======== Records to process

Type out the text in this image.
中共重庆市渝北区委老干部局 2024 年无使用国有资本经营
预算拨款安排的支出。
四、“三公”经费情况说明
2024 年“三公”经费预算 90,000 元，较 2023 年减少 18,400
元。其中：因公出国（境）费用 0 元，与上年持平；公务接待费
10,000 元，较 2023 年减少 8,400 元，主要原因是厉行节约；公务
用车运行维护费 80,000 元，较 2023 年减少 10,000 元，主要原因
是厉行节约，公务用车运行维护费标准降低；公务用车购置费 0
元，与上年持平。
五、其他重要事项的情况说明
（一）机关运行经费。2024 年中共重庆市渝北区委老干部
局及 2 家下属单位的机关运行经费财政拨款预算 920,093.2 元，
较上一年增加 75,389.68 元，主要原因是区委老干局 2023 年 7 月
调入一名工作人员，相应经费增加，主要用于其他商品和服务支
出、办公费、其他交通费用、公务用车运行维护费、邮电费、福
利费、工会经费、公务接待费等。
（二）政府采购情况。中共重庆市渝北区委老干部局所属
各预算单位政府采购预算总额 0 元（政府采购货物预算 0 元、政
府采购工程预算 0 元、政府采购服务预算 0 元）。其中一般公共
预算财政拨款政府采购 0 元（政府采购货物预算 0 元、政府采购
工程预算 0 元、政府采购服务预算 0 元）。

================

Using the data above, return each line exactly as written.

Solution:
Type out the text in this image.
中共重庆市渝北区委老干部局 2024 年无使用国有资本经营
预算拨款安排的支出。
四、“三公”经费情况说明
2024 年“三公”经费预算 90,000 元，较 2023 年减少 18,400
元。其中：因公出国（境）费用 0 元，与上年持平；公务接待费
10,000 元，较 2023 年减少 8,400 元，主要原因是厉行节约；公务
用车运行维护费 80,000 元，较 2023 年减少 10,000 元，主要原因
是厉行节约，公务用车运行维护费标准降低；公务用车购置费 0
元，与上年持平。
五、其他重要事项的情况说明
（一）机关运行经费。2024 年中共重庆市渝北区委老干部
局及 2 家下属单位的机关运行经费财政拨款预算 920,093.2 元，
较上一年增加 75,389.68 元，主要原因是区委老干局 2023 年 7 月
调入一名工作人员，相应经费增加，主要用于其他商品和服务支
出、办公费、其他交通费用、公务用车运行维护费、邮电费、福
利费、工会经费、公务接待费等。
（二）政府采购情况。中共重庆市渝北区委老干部局所属
各预算单位政府采购预算总额 0 元（政府采购货物预算 0 元、政
府采购工程预算 0 元、政府采购服务预算 0 元）。其中一般公共
预算财政拨款政府采购 0 元（政府采购货物预算 0 元、政府采购
工程预算 0 元、政府采购服务预算 0 元）。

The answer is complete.